Where the word "more" occurs in a line, return that line.

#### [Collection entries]
++++++

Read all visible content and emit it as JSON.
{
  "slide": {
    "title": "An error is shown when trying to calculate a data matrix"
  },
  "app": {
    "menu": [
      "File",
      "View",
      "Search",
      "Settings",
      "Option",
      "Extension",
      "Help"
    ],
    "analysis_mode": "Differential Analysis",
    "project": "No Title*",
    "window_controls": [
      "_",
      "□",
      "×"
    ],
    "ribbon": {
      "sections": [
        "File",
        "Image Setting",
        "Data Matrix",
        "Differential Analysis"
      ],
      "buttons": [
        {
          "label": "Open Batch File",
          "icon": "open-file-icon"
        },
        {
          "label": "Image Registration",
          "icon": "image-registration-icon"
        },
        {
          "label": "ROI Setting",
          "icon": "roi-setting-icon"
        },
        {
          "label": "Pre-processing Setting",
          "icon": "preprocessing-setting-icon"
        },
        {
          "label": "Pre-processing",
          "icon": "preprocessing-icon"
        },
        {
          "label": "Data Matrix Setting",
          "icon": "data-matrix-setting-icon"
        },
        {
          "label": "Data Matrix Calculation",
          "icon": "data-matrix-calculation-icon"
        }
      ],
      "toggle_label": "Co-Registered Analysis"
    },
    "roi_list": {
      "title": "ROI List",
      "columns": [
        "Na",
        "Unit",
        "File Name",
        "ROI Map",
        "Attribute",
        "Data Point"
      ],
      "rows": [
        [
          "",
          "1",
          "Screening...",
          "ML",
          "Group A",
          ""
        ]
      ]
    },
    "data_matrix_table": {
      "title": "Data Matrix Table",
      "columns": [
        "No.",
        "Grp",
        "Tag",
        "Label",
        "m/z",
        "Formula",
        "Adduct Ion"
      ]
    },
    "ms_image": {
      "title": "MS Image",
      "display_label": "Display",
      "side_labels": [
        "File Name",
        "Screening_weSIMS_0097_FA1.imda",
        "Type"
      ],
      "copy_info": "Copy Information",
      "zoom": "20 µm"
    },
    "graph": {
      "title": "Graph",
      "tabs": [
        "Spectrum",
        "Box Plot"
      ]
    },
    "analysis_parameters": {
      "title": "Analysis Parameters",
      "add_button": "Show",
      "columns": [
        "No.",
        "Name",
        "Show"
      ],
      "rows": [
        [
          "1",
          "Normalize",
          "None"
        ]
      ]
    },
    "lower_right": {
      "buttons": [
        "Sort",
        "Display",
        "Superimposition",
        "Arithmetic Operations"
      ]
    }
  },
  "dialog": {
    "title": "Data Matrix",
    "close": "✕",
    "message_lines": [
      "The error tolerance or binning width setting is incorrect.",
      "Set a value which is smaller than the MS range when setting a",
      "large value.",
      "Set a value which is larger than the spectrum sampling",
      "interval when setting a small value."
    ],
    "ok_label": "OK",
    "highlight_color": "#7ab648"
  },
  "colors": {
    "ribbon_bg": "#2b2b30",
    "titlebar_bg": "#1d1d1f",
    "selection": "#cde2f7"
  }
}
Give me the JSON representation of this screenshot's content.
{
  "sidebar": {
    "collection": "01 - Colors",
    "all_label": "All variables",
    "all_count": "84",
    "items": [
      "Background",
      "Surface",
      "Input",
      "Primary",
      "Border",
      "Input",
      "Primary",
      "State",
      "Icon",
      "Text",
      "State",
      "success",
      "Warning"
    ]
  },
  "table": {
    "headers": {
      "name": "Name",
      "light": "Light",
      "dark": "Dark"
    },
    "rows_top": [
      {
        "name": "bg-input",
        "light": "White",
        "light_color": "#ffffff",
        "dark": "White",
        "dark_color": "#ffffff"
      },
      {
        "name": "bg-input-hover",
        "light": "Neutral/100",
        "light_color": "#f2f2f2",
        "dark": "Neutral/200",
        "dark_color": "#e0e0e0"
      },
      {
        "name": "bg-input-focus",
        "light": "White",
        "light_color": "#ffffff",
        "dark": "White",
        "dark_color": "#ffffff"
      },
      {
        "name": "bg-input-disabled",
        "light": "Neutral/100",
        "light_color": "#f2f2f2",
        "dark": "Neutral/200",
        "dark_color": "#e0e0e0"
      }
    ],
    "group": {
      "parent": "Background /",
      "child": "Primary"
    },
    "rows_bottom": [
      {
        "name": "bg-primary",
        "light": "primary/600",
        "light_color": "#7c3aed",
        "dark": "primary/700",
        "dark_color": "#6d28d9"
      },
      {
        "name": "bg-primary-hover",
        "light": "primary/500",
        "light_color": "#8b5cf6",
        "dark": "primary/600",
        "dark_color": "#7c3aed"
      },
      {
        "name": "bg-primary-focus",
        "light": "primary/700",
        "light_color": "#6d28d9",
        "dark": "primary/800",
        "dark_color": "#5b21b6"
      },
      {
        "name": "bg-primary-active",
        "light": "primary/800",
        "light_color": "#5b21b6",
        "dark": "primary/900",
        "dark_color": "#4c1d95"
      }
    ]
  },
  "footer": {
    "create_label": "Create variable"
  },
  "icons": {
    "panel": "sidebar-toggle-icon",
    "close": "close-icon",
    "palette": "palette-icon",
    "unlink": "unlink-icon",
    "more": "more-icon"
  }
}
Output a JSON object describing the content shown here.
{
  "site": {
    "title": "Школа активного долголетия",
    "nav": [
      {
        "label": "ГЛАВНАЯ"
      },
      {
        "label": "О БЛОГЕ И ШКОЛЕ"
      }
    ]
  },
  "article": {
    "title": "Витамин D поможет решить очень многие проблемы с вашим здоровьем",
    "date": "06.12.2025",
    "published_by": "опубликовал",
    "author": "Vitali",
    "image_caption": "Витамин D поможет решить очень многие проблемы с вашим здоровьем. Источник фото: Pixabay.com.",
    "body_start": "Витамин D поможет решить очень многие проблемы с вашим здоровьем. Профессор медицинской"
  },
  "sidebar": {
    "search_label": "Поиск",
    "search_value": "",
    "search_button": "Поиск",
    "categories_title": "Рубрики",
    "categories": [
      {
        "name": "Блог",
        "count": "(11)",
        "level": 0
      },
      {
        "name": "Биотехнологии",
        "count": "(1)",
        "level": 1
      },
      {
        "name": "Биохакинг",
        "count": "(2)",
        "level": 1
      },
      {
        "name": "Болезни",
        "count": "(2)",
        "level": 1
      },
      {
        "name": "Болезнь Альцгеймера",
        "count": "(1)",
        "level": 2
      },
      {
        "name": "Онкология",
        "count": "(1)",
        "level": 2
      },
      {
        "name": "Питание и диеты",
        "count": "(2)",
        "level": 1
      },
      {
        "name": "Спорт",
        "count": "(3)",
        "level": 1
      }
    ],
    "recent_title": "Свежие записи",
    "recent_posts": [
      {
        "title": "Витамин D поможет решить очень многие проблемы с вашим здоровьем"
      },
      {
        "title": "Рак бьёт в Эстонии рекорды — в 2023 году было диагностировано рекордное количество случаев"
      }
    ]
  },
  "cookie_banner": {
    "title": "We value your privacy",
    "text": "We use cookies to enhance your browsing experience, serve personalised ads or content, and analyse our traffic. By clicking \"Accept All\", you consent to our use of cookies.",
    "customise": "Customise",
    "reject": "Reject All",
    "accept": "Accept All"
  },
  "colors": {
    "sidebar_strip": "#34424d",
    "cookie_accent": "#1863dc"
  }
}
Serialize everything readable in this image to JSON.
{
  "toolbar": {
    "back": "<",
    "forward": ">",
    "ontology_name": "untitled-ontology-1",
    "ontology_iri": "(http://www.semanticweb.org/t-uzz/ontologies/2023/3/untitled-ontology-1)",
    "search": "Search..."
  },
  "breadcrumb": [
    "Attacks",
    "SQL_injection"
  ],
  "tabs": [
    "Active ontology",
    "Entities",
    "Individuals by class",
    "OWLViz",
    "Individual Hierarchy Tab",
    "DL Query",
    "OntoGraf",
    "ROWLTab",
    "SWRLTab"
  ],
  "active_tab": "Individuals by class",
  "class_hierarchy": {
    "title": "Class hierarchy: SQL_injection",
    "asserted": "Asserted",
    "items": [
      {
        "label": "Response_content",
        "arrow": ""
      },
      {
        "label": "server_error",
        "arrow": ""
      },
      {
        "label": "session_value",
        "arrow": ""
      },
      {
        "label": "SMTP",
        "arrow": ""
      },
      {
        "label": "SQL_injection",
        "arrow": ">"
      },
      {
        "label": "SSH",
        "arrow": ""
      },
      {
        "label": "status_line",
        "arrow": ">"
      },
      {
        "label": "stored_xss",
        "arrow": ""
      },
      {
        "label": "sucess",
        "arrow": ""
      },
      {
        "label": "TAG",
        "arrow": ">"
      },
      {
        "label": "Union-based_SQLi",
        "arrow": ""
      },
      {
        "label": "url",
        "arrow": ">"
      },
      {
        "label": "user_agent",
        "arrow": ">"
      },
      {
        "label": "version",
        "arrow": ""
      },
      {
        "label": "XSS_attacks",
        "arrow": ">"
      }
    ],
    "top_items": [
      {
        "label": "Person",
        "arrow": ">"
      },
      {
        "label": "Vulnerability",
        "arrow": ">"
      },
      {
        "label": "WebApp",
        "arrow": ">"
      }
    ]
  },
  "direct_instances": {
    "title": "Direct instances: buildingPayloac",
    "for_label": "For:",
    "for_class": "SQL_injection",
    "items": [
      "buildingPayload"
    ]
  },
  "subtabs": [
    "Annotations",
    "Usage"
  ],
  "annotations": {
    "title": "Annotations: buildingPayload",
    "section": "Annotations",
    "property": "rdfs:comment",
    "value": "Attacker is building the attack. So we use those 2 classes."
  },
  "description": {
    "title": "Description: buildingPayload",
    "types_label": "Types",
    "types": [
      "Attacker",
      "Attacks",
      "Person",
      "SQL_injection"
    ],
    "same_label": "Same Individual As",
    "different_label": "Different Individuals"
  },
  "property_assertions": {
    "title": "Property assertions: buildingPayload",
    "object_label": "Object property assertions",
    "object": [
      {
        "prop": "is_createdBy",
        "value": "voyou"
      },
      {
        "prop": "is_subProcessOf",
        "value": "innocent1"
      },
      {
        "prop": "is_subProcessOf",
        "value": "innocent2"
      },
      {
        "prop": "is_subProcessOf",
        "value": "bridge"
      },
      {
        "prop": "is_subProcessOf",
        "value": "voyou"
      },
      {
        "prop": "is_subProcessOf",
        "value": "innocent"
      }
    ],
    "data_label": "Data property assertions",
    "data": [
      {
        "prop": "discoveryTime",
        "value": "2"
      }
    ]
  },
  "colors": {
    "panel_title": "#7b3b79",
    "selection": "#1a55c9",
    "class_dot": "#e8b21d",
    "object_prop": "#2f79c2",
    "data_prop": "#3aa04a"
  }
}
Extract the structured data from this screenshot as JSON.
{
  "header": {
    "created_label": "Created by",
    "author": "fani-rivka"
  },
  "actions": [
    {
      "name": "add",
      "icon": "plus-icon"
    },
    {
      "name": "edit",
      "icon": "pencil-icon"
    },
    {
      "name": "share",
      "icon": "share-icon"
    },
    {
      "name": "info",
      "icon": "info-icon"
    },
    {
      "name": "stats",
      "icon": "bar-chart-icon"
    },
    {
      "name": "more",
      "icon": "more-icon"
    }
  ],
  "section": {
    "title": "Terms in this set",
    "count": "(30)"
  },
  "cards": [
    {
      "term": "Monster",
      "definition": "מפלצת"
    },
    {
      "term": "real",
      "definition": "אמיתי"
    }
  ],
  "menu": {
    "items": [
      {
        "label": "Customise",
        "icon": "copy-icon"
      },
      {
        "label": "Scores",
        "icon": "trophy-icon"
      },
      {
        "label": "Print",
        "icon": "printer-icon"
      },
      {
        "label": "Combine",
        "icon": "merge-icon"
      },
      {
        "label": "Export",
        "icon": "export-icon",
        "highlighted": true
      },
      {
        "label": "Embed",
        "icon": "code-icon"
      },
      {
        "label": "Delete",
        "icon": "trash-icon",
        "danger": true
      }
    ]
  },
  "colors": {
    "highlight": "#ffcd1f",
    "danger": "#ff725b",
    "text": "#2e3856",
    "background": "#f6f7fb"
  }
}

++++++

#### [OUTPUT FOR THIS TASK]
    "more": "more-icon"
      "name": "more",
      "icon": "more-icon"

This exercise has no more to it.